■ EXERCISE OBJECTIVE
Output the line containing "Extract the structured" and each line after it through the end of the data, exactly as written, with pictures left out.

Dataset items:
"""
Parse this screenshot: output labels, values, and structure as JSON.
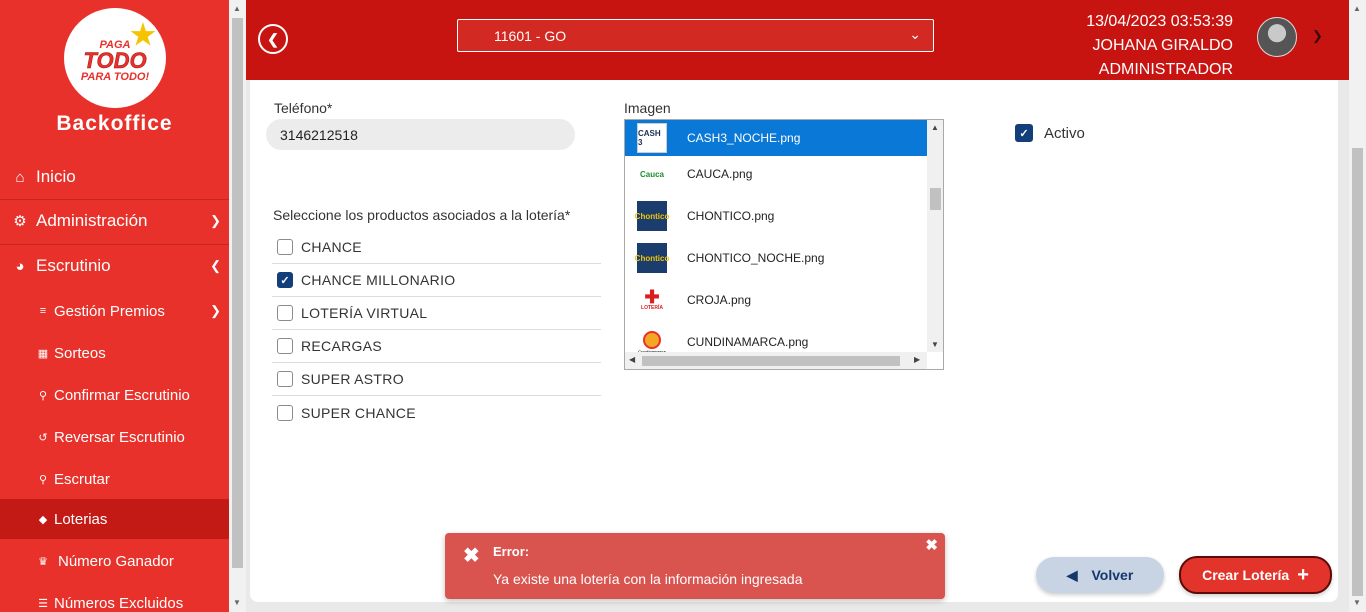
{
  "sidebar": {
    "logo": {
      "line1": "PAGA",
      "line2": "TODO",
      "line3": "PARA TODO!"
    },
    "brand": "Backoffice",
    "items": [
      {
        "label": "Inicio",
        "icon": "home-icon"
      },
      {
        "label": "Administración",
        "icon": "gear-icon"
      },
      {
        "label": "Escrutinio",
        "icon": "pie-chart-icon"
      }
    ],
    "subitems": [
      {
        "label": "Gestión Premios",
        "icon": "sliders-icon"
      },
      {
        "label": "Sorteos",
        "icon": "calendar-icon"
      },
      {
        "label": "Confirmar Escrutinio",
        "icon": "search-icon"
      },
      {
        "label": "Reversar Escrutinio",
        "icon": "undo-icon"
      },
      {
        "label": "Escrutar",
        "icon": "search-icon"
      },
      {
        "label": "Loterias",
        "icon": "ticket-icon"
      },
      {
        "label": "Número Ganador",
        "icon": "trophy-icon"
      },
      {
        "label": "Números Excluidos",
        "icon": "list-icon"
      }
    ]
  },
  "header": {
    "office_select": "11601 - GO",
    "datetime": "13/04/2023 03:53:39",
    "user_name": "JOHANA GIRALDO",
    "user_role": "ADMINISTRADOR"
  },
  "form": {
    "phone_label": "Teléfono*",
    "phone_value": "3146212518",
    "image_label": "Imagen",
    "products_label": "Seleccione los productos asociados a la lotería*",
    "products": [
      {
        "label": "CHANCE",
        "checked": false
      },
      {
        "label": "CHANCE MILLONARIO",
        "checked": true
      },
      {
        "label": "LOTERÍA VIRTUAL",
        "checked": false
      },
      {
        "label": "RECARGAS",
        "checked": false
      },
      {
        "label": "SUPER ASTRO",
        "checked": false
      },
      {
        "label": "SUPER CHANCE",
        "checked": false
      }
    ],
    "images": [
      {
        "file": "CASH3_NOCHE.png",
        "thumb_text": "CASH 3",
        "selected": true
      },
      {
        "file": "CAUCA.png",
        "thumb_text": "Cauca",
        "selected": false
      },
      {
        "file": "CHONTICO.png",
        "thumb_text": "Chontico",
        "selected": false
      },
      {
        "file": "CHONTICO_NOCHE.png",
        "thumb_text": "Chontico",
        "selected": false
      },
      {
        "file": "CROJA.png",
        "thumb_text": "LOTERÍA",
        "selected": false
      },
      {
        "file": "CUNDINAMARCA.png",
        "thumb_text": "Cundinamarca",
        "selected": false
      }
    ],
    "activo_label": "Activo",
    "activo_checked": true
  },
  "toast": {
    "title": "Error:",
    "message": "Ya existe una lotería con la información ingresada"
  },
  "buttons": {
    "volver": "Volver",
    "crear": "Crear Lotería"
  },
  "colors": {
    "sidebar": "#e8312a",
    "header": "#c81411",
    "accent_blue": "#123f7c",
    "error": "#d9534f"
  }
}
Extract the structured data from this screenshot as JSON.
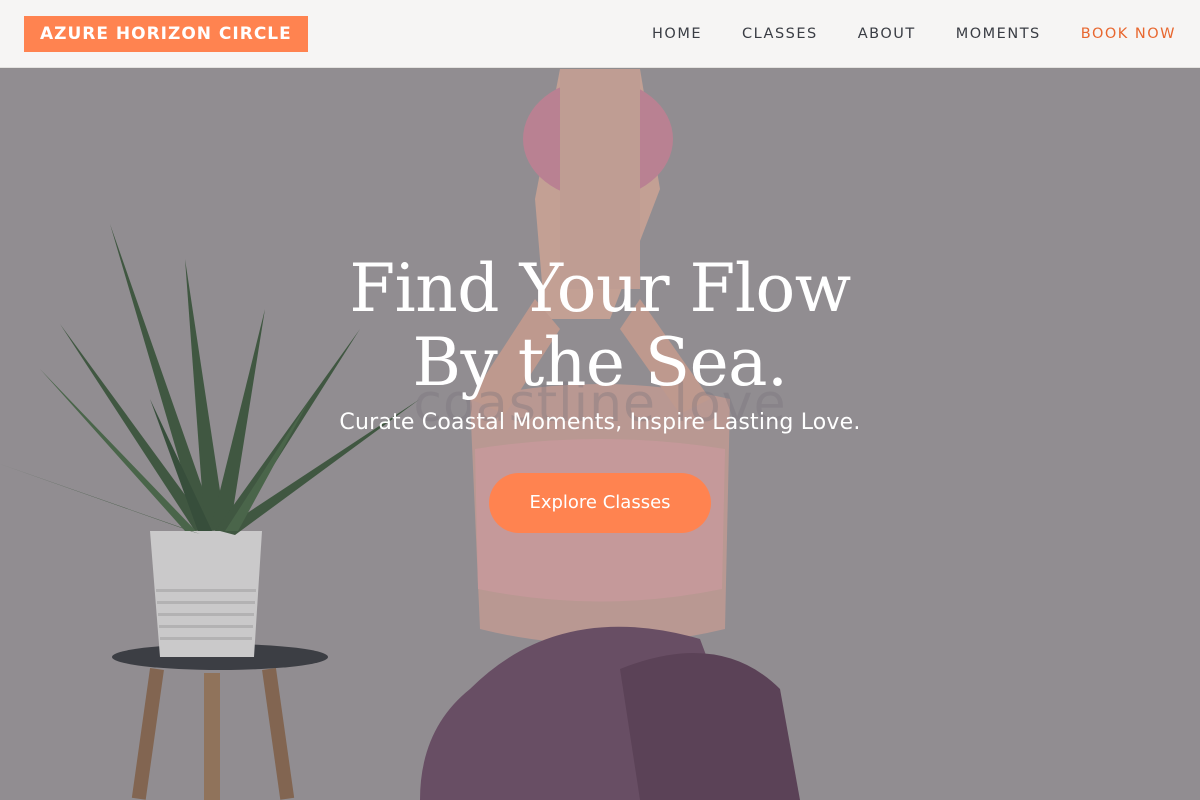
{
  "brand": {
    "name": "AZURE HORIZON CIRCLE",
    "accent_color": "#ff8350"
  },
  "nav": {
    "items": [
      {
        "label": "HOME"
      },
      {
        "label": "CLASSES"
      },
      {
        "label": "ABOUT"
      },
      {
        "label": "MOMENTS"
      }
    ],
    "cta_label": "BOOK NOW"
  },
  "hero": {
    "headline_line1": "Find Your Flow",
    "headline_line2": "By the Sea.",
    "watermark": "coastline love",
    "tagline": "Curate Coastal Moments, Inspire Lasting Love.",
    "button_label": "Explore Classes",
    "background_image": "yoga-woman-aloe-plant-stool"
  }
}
"""
■ THE OUTPUT
Extract the structured data from this screenshot as JSON.
{
  "brand": {
    "name": "AZURE HORIZON CIRCLE",
    "accent_color": "#ff8350"
  },
  "nav": {
    "items": [
      {
        "label": "HOME"
      },
      {
        "label": "CLASSES"
      },
      {
        "label": "ABOUT"
      },
      {
        "label": "MOMENTS"
      }
    ],
    "cta_label": "BOOK NOW"
  },
  "hero": {
    "headline_line1": "Find Your Flow",
    "headline_line2": "By the Sea.",
    "watermark": "coastline love",
    "tagline": "Curate Coastal Moments, Inspire Lasting Love.",
    "button_label": "Explore Classes",
    "background_image": "yoga-woman-aloe-plant-stool"
  }
}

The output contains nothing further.